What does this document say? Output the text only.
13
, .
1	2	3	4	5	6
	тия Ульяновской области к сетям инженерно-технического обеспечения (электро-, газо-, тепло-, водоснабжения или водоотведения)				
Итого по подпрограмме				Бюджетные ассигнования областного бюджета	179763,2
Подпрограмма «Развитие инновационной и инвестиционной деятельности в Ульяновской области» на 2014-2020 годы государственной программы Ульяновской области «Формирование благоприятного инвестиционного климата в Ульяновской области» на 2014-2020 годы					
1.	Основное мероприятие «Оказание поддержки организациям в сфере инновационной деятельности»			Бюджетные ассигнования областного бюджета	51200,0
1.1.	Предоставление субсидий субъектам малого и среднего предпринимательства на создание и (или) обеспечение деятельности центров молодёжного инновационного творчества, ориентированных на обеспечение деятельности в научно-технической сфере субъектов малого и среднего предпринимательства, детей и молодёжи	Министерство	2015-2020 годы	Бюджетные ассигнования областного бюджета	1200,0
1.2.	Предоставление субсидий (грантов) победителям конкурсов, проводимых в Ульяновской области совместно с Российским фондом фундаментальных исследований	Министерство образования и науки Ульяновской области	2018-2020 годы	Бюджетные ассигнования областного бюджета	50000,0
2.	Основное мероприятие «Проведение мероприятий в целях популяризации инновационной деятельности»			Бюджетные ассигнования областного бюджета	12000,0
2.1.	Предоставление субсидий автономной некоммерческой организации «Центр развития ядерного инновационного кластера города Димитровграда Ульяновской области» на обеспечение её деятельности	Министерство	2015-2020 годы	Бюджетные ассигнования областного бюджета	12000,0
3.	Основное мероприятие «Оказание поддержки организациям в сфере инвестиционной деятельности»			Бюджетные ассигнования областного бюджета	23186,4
◆ ◆ ◆ ◆
Exercise :: Filter the listing for the word "инновационной" and copy every line that holds it.

Task result ::
Подпрограмма «Развитие инновационной и инвестиционной деятельности в Ульяновской области» на 2014-2020 годы государственной программы Ульяновской области «Формирование благоприятного инвестиционного климата в Ульяновской области» на 2014-2020 годы					
1.	Основное мероприятие «Оказание поддержки организациям в сфере инновационной деятельности»			Бюджетные ассигнования областного бюджета	51200,0
2.	Основное мероприятие «Проведение мероприятий в целях популяризации инновационной деятельности»			Бюджетные ассигнования областного бюджета	12000,0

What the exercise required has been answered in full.